— start DATA —

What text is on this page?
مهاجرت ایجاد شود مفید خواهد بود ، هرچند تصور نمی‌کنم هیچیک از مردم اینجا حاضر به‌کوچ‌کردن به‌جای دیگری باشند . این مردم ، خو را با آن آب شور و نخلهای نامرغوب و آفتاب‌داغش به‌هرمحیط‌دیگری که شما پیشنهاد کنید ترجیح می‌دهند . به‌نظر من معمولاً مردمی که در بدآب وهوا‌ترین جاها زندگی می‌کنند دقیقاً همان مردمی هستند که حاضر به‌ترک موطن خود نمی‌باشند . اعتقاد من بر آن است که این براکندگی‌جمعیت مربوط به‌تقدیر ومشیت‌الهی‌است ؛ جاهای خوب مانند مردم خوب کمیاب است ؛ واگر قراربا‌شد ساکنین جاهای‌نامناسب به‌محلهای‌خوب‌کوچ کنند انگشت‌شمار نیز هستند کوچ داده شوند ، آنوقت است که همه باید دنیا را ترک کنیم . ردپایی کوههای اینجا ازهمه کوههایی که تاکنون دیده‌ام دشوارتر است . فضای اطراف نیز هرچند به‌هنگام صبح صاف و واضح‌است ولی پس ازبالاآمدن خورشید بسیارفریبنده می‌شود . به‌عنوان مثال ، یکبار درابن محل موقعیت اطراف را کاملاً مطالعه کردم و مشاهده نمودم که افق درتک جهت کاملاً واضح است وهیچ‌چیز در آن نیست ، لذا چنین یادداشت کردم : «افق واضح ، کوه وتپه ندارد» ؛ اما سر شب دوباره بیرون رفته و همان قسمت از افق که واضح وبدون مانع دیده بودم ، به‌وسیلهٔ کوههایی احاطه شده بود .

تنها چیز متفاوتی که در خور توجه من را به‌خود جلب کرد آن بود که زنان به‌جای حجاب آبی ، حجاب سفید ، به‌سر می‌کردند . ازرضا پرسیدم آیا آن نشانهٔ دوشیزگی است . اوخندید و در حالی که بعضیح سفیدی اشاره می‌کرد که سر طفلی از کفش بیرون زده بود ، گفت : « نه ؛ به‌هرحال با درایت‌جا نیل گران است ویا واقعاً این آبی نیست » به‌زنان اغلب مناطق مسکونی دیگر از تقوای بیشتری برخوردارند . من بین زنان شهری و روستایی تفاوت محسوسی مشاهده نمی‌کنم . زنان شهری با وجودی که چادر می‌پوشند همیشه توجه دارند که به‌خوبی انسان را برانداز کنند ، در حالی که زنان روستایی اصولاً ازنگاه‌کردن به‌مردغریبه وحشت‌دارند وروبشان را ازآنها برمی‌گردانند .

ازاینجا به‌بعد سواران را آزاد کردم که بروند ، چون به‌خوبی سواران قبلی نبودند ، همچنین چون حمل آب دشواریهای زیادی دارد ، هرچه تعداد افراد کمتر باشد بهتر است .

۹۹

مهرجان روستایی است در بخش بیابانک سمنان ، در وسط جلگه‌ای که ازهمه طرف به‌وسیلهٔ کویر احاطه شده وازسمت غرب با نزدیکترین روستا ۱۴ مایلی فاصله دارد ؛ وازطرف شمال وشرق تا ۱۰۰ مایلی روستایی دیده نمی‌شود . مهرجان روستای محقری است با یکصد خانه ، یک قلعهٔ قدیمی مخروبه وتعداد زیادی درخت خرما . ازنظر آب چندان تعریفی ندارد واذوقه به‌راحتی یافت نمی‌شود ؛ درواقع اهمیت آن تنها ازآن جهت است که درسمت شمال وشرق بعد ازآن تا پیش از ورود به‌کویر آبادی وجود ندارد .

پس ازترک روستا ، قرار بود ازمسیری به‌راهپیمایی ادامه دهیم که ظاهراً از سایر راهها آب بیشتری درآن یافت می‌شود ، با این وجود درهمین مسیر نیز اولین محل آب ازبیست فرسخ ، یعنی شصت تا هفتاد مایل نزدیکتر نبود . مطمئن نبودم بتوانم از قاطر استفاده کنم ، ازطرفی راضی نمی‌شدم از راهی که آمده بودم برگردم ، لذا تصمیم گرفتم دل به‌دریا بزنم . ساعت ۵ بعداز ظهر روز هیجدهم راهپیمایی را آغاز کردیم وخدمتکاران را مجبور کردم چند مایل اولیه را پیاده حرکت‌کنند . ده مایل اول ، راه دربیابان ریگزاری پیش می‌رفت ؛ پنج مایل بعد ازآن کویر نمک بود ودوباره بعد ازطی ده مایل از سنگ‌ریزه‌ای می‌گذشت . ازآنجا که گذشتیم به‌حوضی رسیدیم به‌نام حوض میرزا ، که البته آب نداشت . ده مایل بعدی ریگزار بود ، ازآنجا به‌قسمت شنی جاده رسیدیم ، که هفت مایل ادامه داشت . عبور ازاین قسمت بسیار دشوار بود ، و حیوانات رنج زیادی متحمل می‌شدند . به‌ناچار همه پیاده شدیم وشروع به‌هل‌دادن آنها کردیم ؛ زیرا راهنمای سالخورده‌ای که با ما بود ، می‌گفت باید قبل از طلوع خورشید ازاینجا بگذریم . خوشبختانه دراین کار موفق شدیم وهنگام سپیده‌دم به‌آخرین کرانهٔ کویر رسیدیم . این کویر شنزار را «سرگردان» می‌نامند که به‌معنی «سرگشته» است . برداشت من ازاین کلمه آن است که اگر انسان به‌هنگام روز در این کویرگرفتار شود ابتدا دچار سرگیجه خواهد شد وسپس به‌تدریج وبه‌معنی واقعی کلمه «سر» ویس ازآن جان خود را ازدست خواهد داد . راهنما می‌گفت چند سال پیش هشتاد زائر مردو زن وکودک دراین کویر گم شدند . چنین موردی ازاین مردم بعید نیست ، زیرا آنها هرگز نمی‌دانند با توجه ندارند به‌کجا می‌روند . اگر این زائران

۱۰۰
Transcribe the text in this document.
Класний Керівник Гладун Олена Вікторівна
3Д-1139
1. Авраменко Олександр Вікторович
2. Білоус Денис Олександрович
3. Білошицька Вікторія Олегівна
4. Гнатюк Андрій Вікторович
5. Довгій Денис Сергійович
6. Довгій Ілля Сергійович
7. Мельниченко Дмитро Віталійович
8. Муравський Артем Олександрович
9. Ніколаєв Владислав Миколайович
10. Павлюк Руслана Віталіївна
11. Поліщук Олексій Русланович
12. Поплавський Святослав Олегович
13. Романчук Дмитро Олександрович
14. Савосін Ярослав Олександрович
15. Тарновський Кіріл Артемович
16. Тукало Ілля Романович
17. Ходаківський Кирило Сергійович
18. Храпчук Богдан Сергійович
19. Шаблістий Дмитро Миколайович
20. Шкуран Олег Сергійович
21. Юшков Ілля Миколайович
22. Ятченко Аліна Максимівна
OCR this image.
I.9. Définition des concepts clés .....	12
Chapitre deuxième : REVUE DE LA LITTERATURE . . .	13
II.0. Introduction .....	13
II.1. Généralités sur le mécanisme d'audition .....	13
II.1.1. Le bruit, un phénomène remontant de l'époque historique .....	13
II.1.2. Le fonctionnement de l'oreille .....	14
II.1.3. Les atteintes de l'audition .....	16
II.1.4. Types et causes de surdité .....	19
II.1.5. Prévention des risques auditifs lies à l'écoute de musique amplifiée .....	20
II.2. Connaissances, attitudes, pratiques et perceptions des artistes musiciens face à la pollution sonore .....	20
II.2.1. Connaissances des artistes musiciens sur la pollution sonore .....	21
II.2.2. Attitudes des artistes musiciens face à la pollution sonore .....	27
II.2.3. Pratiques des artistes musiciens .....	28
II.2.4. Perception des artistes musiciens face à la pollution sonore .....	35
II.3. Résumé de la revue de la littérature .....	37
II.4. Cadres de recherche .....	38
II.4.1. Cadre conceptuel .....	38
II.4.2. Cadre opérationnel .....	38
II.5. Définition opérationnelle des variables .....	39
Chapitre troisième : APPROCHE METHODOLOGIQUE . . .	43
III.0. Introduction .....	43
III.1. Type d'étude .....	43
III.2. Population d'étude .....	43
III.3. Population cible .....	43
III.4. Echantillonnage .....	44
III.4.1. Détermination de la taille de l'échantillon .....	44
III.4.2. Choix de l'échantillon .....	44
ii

— end DATA —

How many lines in these entries contain the string "pollution"? State the number and nothing more.

» **TASK OUTPUT**
4